### Stored entries
◆ ◆ ◆ ◆ ◆ ◆ ◆

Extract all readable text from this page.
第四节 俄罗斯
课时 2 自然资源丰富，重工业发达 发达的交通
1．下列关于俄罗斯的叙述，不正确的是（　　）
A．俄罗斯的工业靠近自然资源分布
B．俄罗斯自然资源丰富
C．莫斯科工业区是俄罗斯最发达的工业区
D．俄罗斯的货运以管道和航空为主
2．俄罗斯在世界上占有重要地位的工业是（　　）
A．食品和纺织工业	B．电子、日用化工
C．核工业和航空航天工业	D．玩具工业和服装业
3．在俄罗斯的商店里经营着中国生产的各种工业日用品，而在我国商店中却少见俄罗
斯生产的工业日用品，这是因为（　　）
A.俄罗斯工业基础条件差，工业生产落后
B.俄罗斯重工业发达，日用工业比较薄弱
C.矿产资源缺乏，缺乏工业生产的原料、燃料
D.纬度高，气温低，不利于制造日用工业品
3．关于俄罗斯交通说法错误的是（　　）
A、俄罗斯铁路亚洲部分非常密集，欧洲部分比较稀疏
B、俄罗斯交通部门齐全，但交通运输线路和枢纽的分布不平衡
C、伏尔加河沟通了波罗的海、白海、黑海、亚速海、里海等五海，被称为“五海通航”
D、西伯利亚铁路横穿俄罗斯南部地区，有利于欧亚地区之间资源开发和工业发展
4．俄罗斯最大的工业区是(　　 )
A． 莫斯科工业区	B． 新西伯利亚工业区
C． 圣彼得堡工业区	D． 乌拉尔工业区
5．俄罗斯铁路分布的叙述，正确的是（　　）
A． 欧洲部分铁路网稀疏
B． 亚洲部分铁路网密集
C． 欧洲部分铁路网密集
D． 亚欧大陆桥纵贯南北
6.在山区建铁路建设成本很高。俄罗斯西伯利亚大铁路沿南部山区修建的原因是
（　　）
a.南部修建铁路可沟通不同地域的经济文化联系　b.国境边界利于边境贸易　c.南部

◆ ◆ ◆ ◆ ◆ ◆ ◆

### The task
From the listing above, reproduce all the lines exactly.

### Expected answer
Extract all readable text from this page.
第四节 俄罗斯
课时 2 自然资源丰富，重工业发达 发达的交通
1．下列关于俄罗斯的叙述，不正确的是（　　）
A．俄罗斯的工业靠近自然资源分布
B．俄罗斯自然资源丰富
C．莫斯科工业区是俄罗斯最发达的工业区
D．俄罗斯的货运以管道和航空为主
2．俄罗斯在世界上占有重要地位的工业是（　　）
A．食品和纺织工业	B．电子、日用化工
C．核工业和航空航天工业	D．玩具工业和服装业
3．在俄罗斯的商店里经营着中国生产的各种工业日用品，而在我国商店中却少见俄罗
斯生产的工业日用品，这是因为（　　）
A.俄罗斯工业基础条件差，工业生产落后
B.俄罗斯重工业发达，日用工业比较薄弱
C.矿产资源缺乏，缺乏工业生产的原料、燃料
D.纬度高，气温低，不利于制造日用工业品
3．关于俄罗斯交通说法错误的是（　　）
A、俄罗斯铁路亚洲部分非常密集，欧洲部分比较稀疏
B、俄罗斯交通部门齐全，但交通运输线路和枢纽的分布不平衡
C、伏尔加河沟通了波罗的海、白海、黑海、亚速海、里海等五海，被称为“五海通航”
D、西伯利亚铁路横穿俄罗斯南部地区，有利于欧亚地区之间资源开发和工业发展
4．俄罗斯最大的工业区是(　　 )
A． 莫斯科工业区	B． 新西伯利亚工业区
C． 圣彼得堡工业区	D． 乌拉尔工业区
5．俄罗斯铁路分布的叙述，正确的是（　　）
A． 欧洲部分铁路网稀疏
B． 亚洲部分铁路网密集
C． 欧洲部分铁路网密集
D． 亚欧大陆桥纵贯南北
6.在山区建铁路建设成本很高。俄罗斯西伯利亚大铁路沿南部山区修建的原因是
（　　）
a.南部修建铁路可沟通不同地域的经济文化联系　b.国境边界利于边境贸易　c.南部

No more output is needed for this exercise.